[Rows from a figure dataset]

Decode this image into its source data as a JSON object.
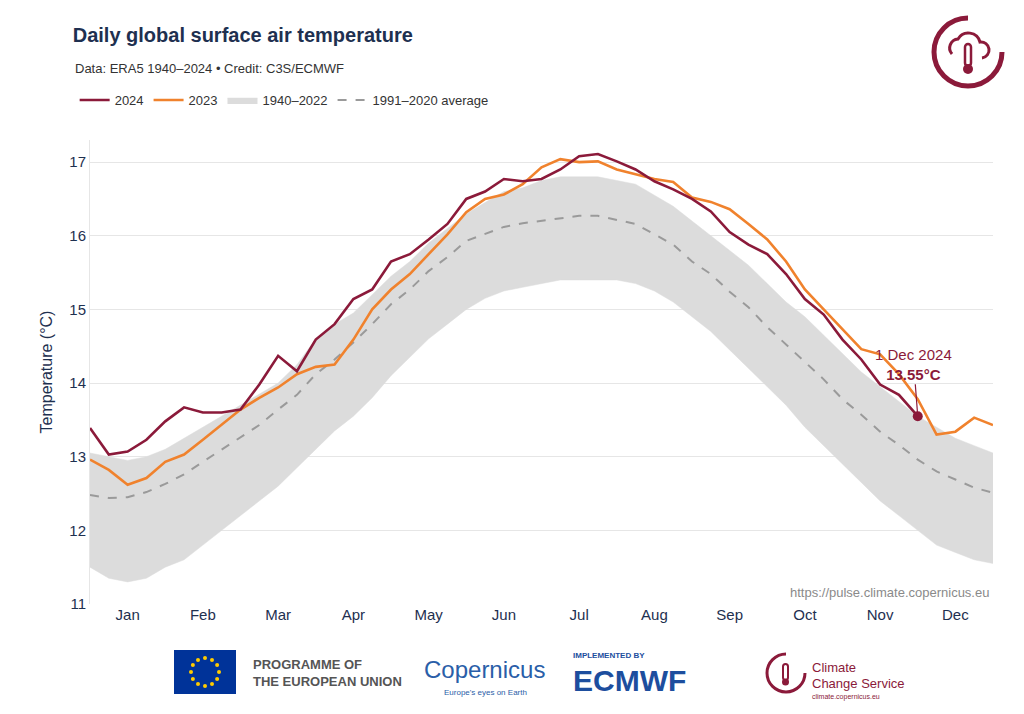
{
  "chart_data": {
    "type": "line",
    "title": "Daily global surface air temperature",
    "subtitle": "Data: ERA5 1940–2024 • Credit: C3S/ECMWF",
    "y_label": "Temperature (°C)",
    "note": "https://pulse.climate.copernicus.eu",
    "categories": [
      null,
      null,
      "Jan",
      null,
      null,
      null,
      "Feb",
      null,
      null,
      null,
      "Mar",
      null,
      null,
      null,
      "Apr",
      null,
      null,
      null,
      "May",
      null,
      null,
      null,
      "Jun",
      null,
      null,
      null,
      "Jul",
      null,
      null,
      null,
      "Aug",
      null,
      null,
      null,
      "Sep",
      null,
      null,
      null,
      "Oct",
      null,
      null,
      null,
      "Nov",
      null,
      null,
      null,
      "Dec",
      null,
      null
    ],
    "series": [
      {
        "name": "2024",
        "color": "#8b1a3a",
        "marker": "last",
        "values": [
          13.39,
          13.03,
          13.07,
          13.23,
          13.48,
          13.67,
          13.6,
          13.6,
          13.64,
          13.98,
          14.37,
          14.16,
          14.59,
          14.8,
          15.14,
          15.27,
          15.65,
          15.75,
          15.95,
          16.16,
          16.5,
          16.6,
          16.77,
          16.74,
          16.77,
          16.9,
          17.08,
          17.11,
          17.01,
          16.9,
          16.74,
          16.63,
          16.5,
          16.33,
          16.05,
          15.88,
          15.75,
          15.48,
          15.14,
          14.93,
          14.59,
          14.32,
          13.98,
          13.84,
          13.55,
          null,
          null,
          null,
          null
        ]
      },
      {
        "name": "2023",
        "color": "#f0822d",
        "values": [
          12.96,
          12.82,
          12.62,
          12.71,
          12.93,
          13.03,
          13.23,
          13.43,
          13.64,
          13.8,
          13.94,
          14.12,
          14.22,
          14.25,
          14.59,
          15.0,
          15.27,
          15.48,
          15.75,
          16.02,
          16.32,
          16.5,
          16.56,
          16.7,
          16.93,
          17.04,
          17.0,
          17.01,
          16.9,
          16.84,
          16.77,
          16.73,
          16.52,
          16.46,
          16.36,
          16.16,
          15.95,
          15.65,
          15.27,
          15.0,
          14.73,
          14.46,
          14.39,
          14.12,
          13.78,
          13.3,
          13.34,
          13.53,
          13.43
        ]
      },
      {
        "name": "1940–2022",
        "color": "#dcdcdc",
        "type": "band",
        "low": [
          11.5,
          11.35,
          11.3,
          11.35,
          11.5,
          11.6,
          11.8,
          12.0,
          12.2,
          12.4,
          12.6,
          12.85,
          13.1,
          13.35,
          13.55,
          13.8,
          14.1,
          14.35,
          14.6,
          14.8,
          15.0,
          15.15,
          15.25,
          15.3,
          15.35,
          15.4,
          15.4,
          15.4,
          15.4,
          15.35,
          15.25,
          15.1,
          14.9,
          14.7,
          14.45,
          14.2,
          13.95,
          13.7,
          13.4,
          13.15,
          12.9,
          12.65,
          12.4,
          12.2,
          12.0,
          11.8,
          11.7,
          11.6,
          11.55
        ],
        "high": [
          13.05,
          13.0,
          12.95,
          13.0,
          13.1,
          13.25,
          13.4,
          13.55,
          13.7,
          13.85,
          14.0,
          14.25,
          14.6,
          14.8,
          14.95,
          15.2,
          15.45,
          15.65,
          15.9,
          16.1,
          16.3,
          16.45,
          16.6,
          16.65,
          16.75,
          16.8,
          16.8,
          16.8,
          16.75,
          16.7,
          16.55,
          16.4,
          16.2,
          16.0,
          15.8,
          15.6,
          15.35,
          15.1,
          14.9,
          14.65,
          14.4,
          14.15,
          13.95,
          13.75,
          13.55,
          13.4,
          13.25,
          13.15,
          13.05
        ]
      },
      {
        "name": "1991–2020 average",
        "color": "#9a9a9a",
        "line_style": "dash",
        "values": [
          12.48,
          12.44,
          12.45,
          12.52,
          12.63,
          12.76,
          12.93,
          13.1,
          13.27,
          13.43,
          13.64,
          13.84,
          14.12,
          14.32,
          14.55,
          14.8,
          15.07,
          15.27,
          15.52,
          15.71,
          15.93,
          16.03,
          16.12,
          16.17,
          16.2,
          16.24,
          16.27,
          16.27,
          16.22,
          16.16,
          16.02,
          15.88,
          15.65,
          15.48,
          15.24,
          15.03,
          14.76,
          14.52,
          14.28,
          14.05,
          13.78,
          13.57,
          13.34,
          13.16,
          12.96,
          12.8,
          12.69,
          12.58,
          12.51
        ]
      }
    ],
    "ylim": [
      11,
      17.3
    ],
    "yticks": [
      11,
      12,
      13,
      14,
      15,
      16,
      17
    ],
    "grid": true,
    "legend": "top-left",
    "annotations": [
      {
        "lines": [
          "1 Dec 2024",
          "13.55°C"
        ],
        "x": 44,
        "y": 13.55
      }
    ]
  },
  "footer": {
    "eu": [
      "PROGRAMME OF",
      "THE EUROPEAN UNION"
    ],
    "copernicus": "Copernicus",
    "copernicus_tagline": "Europe's eyes on Earth",
    "implemented_by": "IMPLEMENTED BY",
    "ecmwf": "ECMWF",
    "c3s": [
      "Climate",
      "Change Service"
    ],
    "c3s_url": "climate.copernicus.eu"
  }
}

» Stated goal
Collect the complete line wherever the string "name" appears in the records.

» Exercise answer
        "name": "2024",
        "name": "2023",
        "name": "1940–2022",
        "name": "1991–2020 average",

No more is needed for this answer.